--- RECORDS PROVIDED ---

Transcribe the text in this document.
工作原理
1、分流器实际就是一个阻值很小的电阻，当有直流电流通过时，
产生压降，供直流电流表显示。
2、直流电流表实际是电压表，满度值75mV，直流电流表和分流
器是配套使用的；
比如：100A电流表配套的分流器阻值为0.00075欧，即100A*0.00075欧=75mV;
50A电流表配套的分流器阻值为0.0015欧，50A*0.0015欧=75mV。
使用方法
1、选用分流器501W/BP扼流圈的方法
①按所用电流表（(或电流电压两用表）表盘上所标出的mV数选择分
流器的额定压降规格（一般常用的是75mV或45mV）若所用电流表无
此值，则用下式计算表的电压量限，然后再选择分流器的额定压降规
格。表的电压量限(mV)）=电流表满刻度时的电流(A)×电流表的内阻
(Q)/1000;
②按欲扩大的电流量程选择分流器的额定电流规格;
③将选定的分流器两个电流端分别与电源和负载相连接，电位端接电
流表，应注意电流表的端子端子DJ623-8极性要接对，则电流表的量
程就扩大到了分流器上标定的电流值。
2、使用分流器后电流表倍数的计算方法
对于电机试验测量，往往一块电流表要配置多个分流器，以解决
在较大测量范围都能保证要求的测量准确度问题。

---
--- RECORDS PROVIDED ---

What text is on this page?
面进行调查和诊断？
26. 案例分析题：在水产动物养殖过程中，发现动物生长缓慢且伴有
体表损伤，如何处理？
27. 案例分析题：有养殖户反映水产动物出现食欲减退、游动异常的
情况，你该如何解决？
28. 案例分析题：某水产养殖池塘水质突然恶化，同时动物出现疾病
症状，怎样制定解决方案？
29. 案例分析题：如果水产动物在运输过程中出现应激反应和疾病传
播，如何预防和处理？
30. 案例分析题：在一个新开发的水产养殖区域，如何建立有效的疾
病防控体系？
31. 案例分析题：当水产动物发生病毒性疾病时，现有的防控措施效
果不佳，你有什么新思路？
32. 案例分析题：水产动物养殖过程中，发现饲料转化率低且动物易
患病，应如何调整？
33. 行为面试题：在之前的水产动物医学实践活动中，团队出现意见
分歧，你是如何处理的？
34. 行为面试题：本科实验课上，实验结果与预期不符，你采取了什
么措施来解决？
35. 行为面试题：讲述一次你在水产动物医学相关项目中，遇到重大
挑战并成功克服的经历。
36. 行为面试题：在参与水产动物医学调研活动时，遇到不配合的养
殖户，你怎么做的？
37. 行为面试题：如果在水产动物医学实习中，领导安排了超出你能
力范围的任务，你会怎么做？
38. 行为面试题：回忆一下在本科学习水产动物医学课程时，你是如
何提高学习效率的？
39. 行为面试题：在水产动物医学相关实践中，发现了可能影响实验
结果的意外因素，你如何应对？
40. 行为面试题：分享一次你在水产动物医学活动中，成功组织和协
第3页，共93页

---
--- RECORDS PROVIDED ---

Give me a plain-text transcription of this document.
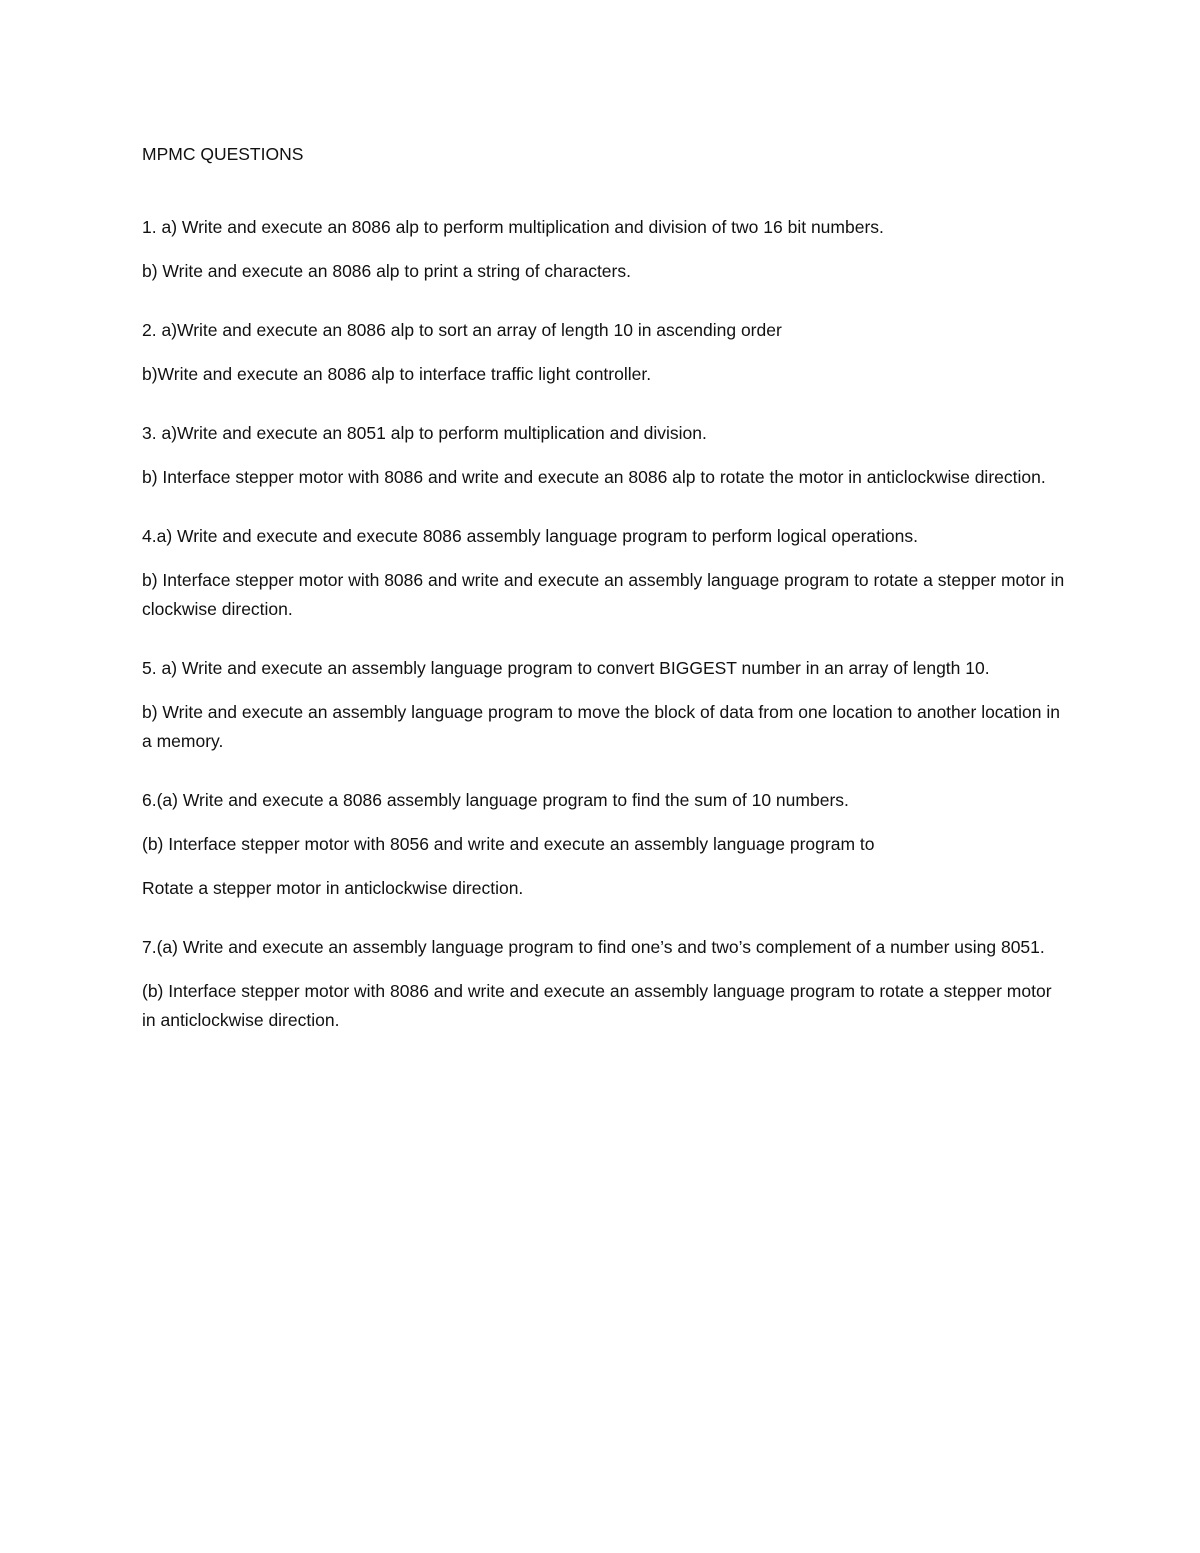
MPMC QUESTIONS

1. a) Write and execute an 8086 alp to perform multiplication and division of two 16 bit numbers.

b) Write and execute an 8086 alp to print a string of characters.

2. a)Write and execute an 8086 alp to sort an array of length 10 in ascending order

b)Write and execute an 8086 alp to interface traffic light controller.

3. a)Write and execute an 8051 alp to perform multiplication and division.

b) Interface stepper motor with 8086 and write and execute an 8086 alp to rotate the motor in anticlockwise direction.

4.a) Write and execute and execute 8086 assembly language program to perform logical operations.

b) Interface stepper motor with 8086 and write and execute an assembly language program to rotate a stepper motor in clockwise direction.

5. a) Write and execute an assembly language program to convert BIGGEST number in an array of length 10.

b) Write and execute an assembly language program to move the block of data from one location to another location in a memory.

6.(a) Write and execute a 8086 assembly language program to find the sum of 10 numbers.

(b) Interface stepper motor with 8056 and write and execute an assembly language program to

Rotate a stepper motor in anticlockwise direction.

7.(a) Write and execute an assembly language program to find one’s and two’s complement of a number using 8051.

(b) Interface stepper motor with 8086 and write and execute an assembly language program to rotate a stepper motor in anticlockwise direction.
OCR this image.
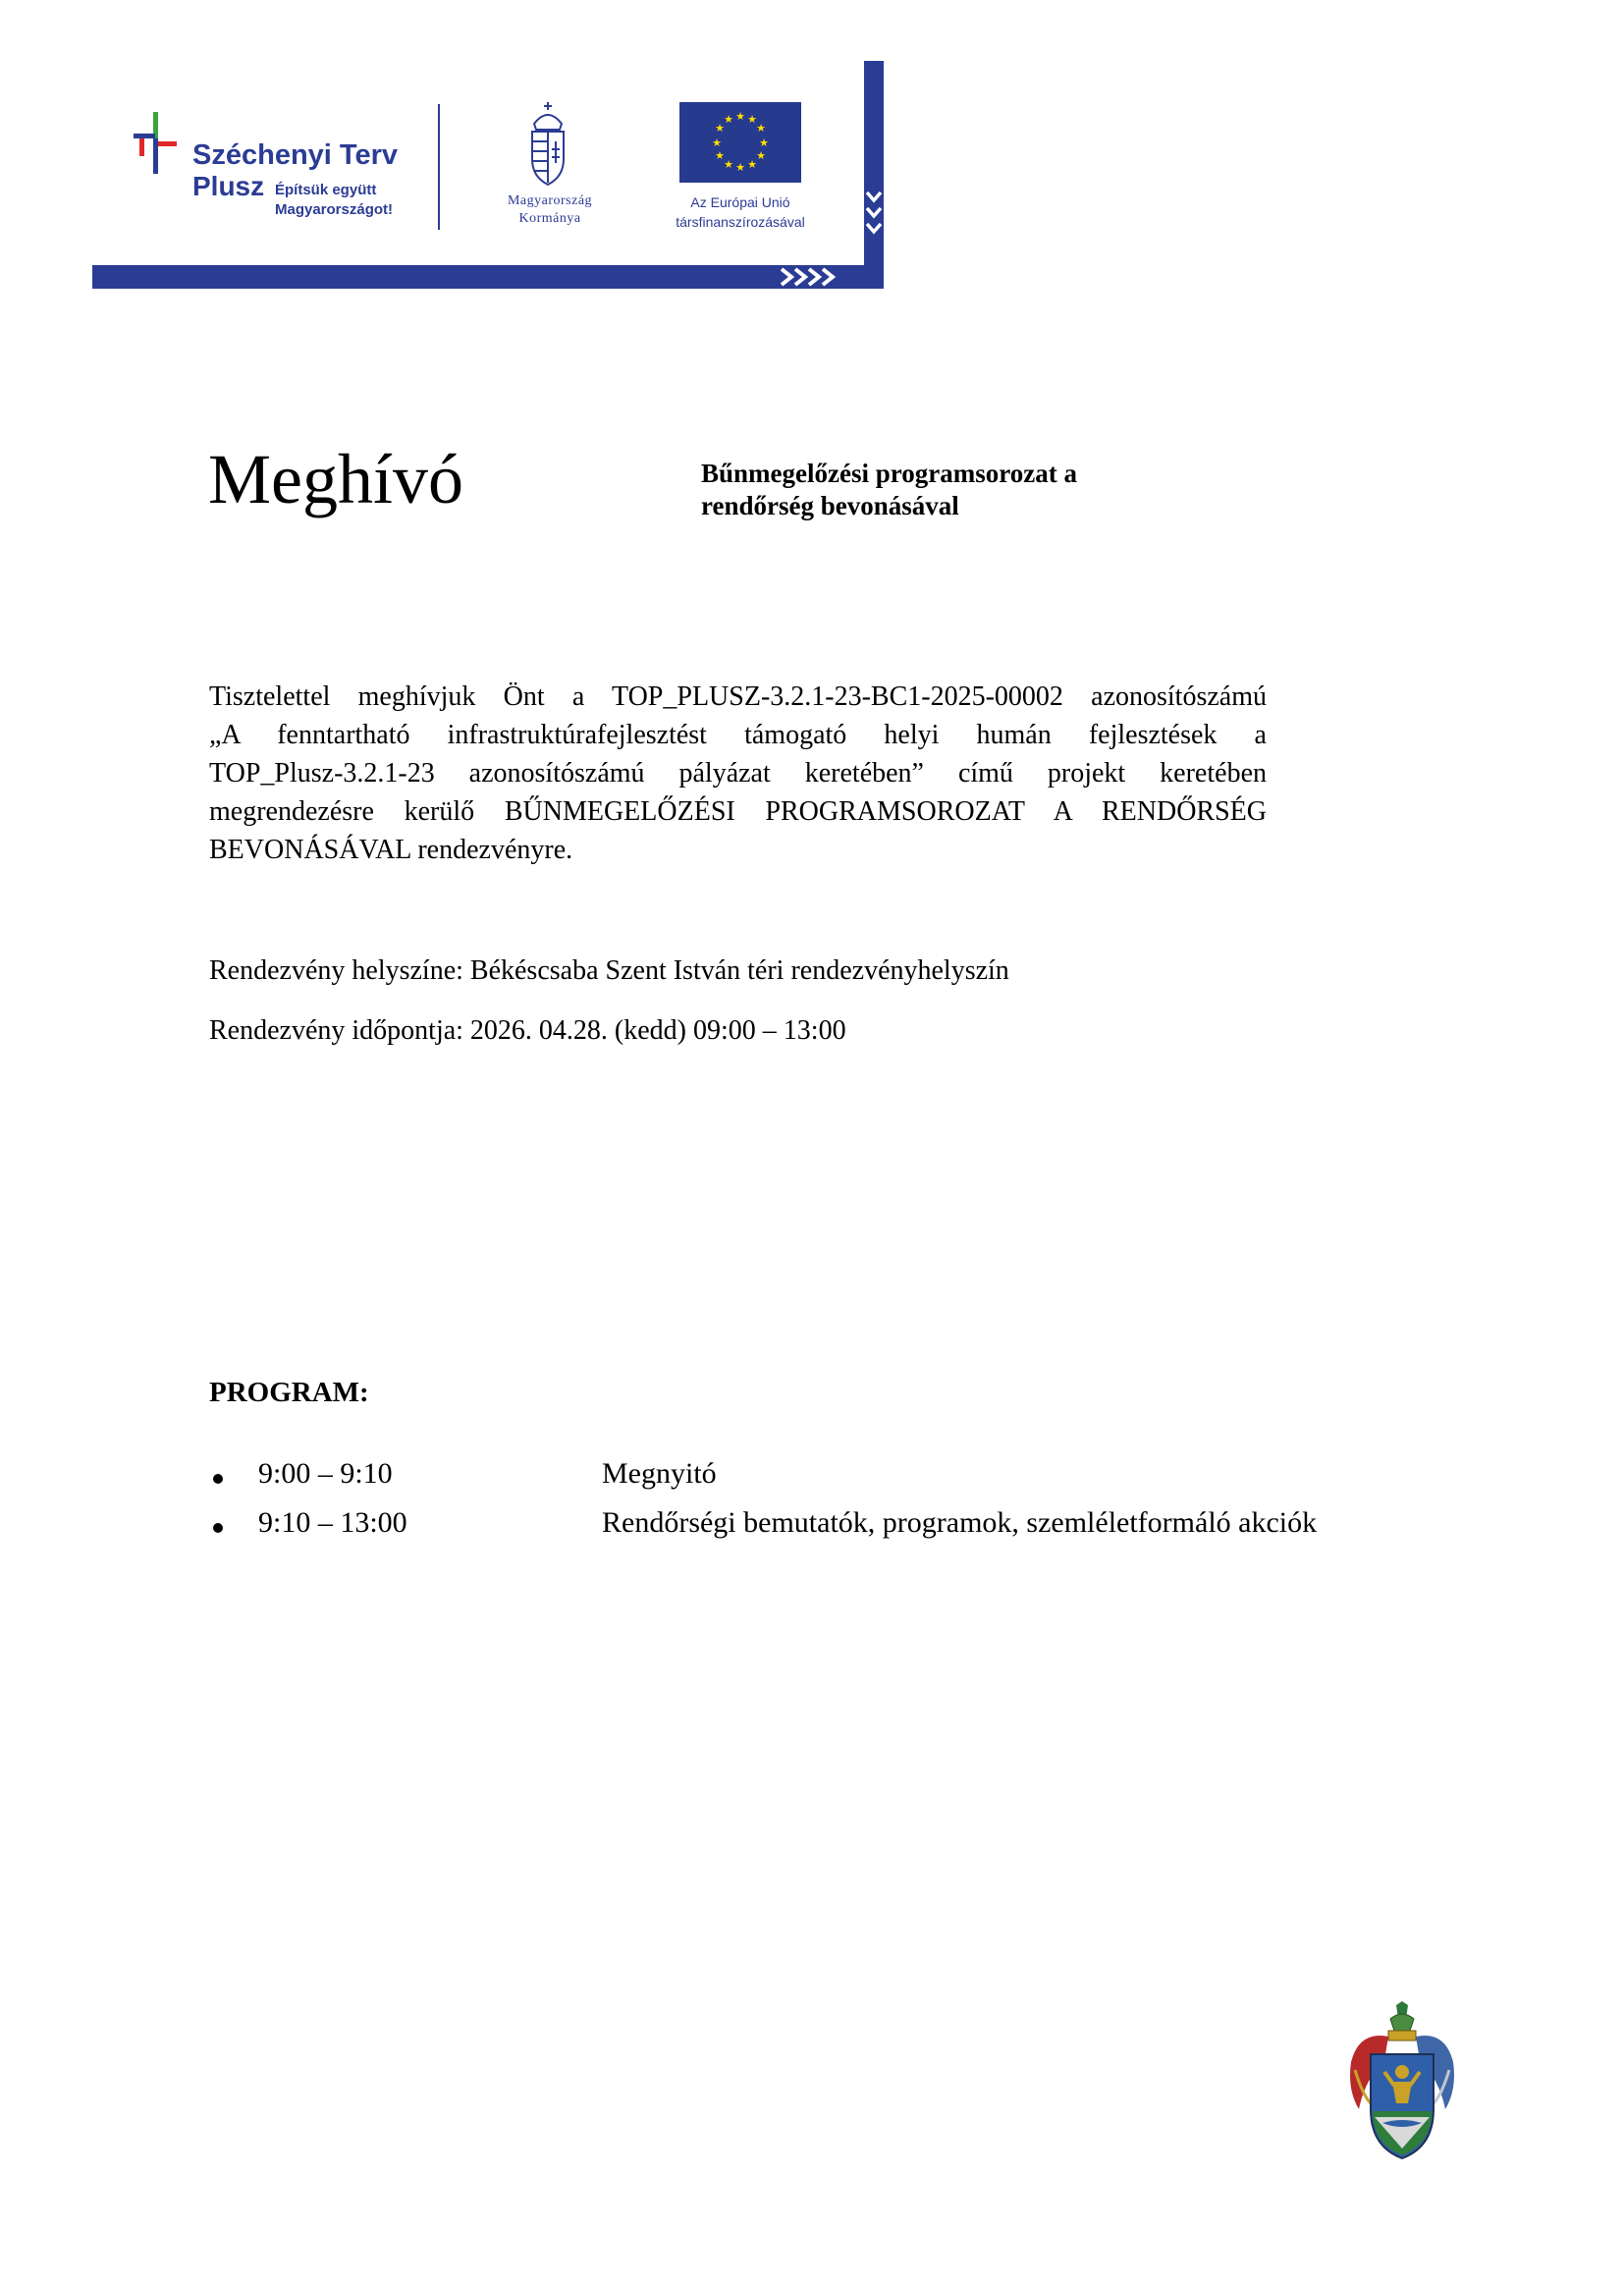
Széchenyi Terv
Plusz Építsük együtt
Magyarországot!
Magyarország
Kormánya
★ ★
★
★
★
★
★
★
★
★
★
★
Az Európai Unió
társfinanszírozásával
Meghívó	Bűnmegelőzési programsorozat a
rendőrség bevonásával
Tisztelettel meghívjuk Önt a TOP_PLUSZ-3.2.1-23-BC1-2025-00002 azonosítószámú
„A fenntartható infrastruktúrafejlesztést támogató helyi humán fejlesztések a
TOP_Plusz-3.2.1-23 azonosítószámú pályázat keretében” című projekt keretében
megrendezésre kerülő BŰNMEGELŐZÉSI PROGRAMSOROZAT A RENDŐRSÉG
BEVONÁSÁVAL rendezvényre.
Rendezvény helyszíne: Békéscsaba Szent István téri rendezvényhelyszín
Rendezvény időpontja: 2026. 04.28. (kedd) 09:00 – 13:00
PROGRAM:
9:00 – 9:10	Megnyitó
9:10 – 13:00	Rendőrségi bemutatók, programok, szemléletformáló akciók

---

- STATED TASK -
Check each line in the listing above for the string "array", then report how many lines contain it, with no other text.

- WRITTEN SOLUTION -
2